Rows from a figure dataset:
• • • • •

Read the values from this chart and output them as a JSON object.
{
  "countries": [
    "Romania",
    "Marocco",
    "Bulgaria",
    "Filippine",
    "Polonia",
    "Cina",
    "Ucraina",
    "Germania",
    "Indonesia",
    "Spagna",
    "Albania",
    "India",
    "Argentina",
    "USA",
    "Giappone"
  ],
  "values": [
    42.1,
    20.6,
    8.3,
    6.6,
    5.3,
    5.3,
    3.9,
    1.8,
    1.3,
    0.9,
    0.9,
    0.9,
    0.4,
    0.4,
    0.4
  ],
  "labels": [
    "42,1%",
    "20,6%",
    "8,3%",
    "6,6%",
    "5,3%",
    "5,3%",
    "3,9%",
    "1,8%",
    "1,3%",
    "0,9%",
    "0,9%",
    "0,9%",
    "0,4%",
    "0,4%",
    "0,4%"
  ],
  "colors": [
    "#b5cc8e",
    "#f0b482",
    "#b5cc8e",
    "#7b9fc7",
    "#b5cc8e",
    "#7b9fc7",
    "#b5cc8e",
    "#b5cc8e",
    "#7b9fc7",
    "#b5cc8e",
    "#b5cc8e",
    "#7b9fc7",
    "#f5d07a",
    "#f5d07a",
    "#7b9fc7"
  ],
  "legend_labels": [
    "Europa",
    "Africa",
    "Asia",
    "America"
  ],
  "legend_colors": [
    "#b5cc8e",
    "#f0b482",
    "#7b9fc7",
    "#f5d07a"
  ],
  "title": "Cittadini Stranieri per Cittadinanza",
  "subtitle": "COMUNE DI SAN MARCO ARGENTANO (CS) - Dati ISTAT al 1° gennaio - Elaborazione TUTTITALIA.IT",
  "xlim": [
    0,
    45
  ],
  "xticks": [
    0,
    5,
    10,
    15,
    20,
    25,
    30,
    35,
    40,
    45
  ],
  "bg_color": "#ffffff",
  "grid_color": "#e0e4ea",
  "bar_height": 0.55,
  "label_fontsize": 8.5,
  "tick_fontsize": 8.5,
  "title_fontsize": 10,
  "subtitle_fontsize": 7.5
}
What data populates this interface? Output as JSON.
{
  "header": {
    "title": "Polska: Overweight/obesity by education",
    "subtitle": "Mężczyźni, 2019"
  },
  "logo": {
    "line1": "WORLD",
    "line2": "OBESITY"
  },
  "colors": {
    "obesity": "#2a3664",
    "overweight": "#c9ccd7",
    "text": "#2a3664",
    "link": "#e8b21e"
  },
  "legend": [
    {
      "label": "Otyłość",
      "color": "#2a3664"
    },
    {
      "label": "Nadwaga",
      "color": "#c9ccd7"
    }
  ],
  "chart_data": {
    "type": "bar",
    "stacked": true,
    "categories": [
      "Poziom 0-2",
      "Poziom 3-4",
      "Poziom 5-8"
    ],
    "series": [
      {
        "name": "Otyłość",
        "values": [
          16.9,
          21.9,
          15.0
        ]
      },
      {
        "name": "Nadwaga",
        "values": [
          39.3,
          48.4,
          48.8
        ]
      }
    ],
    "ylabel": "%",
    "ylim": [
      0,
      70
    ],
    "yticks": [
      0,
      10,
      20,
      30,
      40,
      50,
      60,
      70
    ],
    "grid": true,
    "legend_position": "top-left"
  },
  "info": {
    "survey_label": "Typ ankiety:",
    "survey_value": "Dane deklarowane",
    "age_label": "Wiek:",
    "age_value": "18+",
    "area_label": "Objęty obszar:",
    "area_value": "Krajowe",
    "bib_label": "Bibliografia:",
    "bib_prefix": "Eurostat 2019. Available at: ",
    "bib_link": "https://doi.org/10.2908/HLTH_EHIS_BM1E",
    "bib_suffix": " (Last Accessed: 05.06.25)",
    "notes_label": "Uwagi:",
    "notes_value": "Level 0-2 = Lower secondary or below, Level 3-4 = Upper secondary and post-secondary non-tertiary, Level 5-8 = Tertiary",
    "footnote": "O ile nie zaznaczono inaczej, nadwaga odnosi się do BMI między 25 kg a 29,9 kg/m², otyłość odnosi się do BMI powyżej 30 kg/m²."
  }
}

• • • • •

SHORT TASK: Each entry above needs to be retyped exactly.

ANSWER FOR THE TASK:
Read the values from this chart and output them as a JSON object.
{
  "countries": [
    "Romania",
    "Marocco",
    "Bulgaria",
    "Filippine",
    "Polonia",
    "Cina",
    "Ucraina",
    "Germania",
    "Indonesia",
    "Spagna",
    "Albania",
    "India",
    "Argentina",
    "USA",
    "Giappone"
  ],
  "values": [
    42.1,
    20.6,
    8.3,
    6.6,
    5.3,
    5.3,
    3.9,
    1.8,
    1.3,
    0.9,
    0.9,
    0.9,
    0.4,
    0.4,
    0.4
  ],
  "labels": [
    "42,1%",
    "20,6%",
    "8,3%",
    "6,6%",
    "5,3%",
    "5,3%",
    "3,9%",
    "1,8%",
    "1,3%",
    "0,9%",
    "0,9%",
    "0,9%",
    "0,4%",
    "0,4%",
    "0,4%"
  ],
  "colors": [
    "#b5cc8e",
    "#f0b482",
    "#b5cc8e",
    "#7b9fc7",
    "#b5cc8e",
    "#7b9fc7",
    "#b5cc8e",
    "#b5cc8e",
    "#7b9fc7",
    "#b5cc8e",
    "#b5cc8e",
    "#7b9fc7",
    "#f5d07a",
    "#f5d07a",
    "#7b9fc7"
  ],
  "legend_labels": [
    "Europa",
    "Africa",
    "Asia",
    "America"
  ],
  "legend_colors": [
    "#b5cc8e",
    "#f0b482",
    "#7b9fc7",
    "#f5d07a"
  ],
  "title": "Cittadini Stranieri per Cittadinanza",
  "subtitle": "COMUNE DI SAN MARCO ARGENTANO (CS) - Dati ISTAT al 1° gennaio - Elaborazione TUTTITALIA.IT",
  "xlim": [
    0,
    45
  ],
  "xticks": [
    0,
    5,
    10,
    15,
    20,
    25,
    30,
    35,
    40,
    45
  ],
  "bg_color": "#ffffff",
  "grid_color": "#e0e4ea",
  "bar_height": 0.55,
  "label_fontsize": 8.5,
  "tick_fontsize": 8.5,
  "title_fontsize": 10,
  "subtitle_fontsize": 7.5
}
What data populates this interface? Output as JSON.
{
  "header": {
    "title": "Polska: Overweight/obesity by education",
    "subtitle": "Mężczyźni, 2019"
  },
  "logo": {
    "line1": "WORLD",
    "line2": "OBESITY"
  },
  "colors": {
    "obesity": "#2a3664",
    "overweight": "#c9ccd7",
    "text": "#2a3664",
    "link": "#e8b21e"
  },
  "legend": [
    {
      "label": "Otyłość",
      "color": "#2a3664"
    },
    {
      "label": "Nadwaga",
      "color": "#c9ccd7"
    }
  ],
  "chart_data": {
    "type": "bar",
    "stacked": true,
    "categories": [
      "Poziom 0-2",
      "Poziom 3-4",
      "Poziom 5-8"
    ],
    "series": [
      {
        "name": "Otyłość",
        "values": [
          16.9,
          21.9,
          15.0
        ]
      },
      {
        "name": "Nadwaga",
        "values": [
          39.3,
          48.4,
          48.8
        ]
      }
    ],
    "ylabel": "%",
    "ylim": [
      0,
      70
    ],
    "yticks": [
      0,
      10,
      20,
      30,
      40,
      50,
      60,
      70
    ],
    "grid": true,
    "legend_position": "top-left"
  },
  "info": {
    "survey_label": "Typ ankiety:",
    "survey_value": "Dane deklarowane",
    "age_label": "Wiek:",
    "age_value": "18+",
    "area_label": "Objęty obszar:",
    "area_value": "Krajowe",
    "bib_label": "Bibliografia:",
    "bib_prefix": "Eurostat 2019. Available at: ",
    "bib_link": "https://doi.org/10.2908/HLTH_EHIS_BM1E",
    "bib_suffix": " (Last Accessed: 05.06.25)",
    "notes_label": "Uwagi:",
    "notes_value": "Level 0-2 = Lower secondary or below, Level 3-4 = Upper secondary and post-secondary non-tertiary, Level 5-8 = Tertiary",
    "footnote": "O ile nie zaznaczono inaczej, nadwaga odnosi się do BMI między 25 kg a 29,9 kg/m², otyłość odnosi się do BMI powyżej 30 kg/m²."
  }
}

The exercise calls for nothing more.